(Stored items)
* * * * * * *

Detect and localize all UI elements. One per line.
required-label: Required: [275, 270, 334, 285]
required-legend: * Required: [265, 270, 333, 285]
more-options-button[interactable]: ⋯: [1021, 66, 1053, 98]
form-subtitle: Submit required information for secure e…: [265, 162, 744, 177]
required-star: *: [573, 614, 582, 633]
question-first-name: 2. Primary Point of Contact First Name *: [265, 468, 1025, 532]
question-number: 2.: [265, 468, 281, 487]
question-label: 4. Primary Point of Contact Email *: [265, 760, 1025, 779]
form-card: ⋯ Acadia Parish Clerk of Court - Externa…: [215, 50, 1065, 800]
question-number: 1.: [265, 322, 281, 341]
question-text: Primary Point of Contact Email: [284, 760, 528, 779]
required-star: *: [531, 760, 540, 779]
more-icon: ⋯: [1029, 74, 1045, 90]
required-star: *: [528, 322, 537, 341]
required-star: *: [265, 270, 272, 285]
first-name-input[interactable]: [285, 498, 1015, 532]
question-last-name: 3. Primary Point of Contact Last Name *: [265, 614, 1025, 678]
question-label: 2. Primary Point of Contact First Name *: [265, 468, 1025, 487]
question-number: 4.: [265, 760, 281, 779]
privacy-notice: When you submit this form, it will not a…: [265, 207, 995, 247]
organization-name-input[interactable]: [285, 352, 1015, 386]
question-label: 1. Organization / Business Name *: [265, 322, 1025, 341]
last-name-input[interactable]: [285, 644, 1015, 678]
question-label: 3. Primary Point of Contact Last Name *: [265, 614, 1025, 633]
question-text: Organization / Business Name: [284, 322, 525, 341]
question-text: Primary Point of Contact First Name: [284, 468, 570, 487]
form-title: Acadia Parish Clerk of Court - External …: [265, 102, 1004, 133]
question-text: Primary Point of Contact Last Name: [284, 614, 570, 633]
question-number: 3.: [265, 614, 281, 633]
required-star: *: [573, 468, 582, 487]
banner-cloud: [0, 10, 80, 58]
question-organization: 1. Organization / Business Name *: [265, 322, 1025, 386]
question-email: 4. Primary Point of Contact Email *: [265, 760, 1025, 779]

* * * * * * *

**TASK INSTRUCTIONS**
Rewrite each of the rows above, putting "Main Contact" wherever "Primary Point of Contact" occurs and keeping everything else the same.

**OUTPUT FOR THIS EXERCISE**
Detect and localize all UI elements. One per line.
required-label: Required: [275, 270, 334, 285]
required-legend: * Required: [265, 270, 333, 285]
more-options-button[interactable]: ⋯: [1021, 66, 1053, 98]
form-subtitle: Submit required information for secure e…: [265, 162, 744, 177]
required-star: *: [573, 614, 582, 633]
question-first-name: 2. Main Contact First Name *: [265, 468, 1025, 532]
question-number: 2.: [265, 468, 281, 487]
question-label: 4. Main Contact Email *: [265, 760, 1025, 779]
form-card: ⋯ Acadia Parish Clerk of Court - Externa…: [215, 50, 1065, 800]
question-number: 1.: [265, 322, 281, 341]
question-text: Main Contact Email: [284, 760, 528, 779]
required-star: *: [531, 760, 540, 779]
more-icon: ⋯: [1029, 74, 1045, 90]
required-star: *: [528, 322, 537, 341]
required-star: *: [265, 270, 272, 285]
first-name-input[interactable]: [285, 498, 1015, 532]
question-last-name: 3. Main Contact Last Name *: [265, 614, 1025, 678]
question-label: 2. Main Contact First Name *: [265, 468, 1025, 487]
question-number: 4.: [265, 760, 281, 779]
privacy-notice: When you submit this form, it will not a…: [265, 207, 995, 247]
organization-name-input[interactable]: [285, 352, 1015, 386]
question-label: 1. Organization / Business Name *: [265, 322, 1025, 341]
last-name-input[interactable]: [285, 644, 1015, 678]
question-label: 3. Main Contact Last Name *: [265, 614, 1025, 633]
question-text: Organization / Business Name: [284, 322, 525, 341]
question-text: Main Contact First Name: [284, 468, 570, 487]
form-title: Acadia Parish Clerk of Court - External …: [265, 102, 1004, 133]
question-text: Main Contact Last Name: [284, 614, 570, 633]
question-number: 3.: [265, 614, 281, 633]
required-star: *: [573, 468, 582, 487]
banner-cloud: [0, 10, 80, 58]
question-organization: 1. Organization / Business Name *: [265, 322, 1025, 386]
question-email: 4. Main Contact Email *: [265, 760, 1025, 779]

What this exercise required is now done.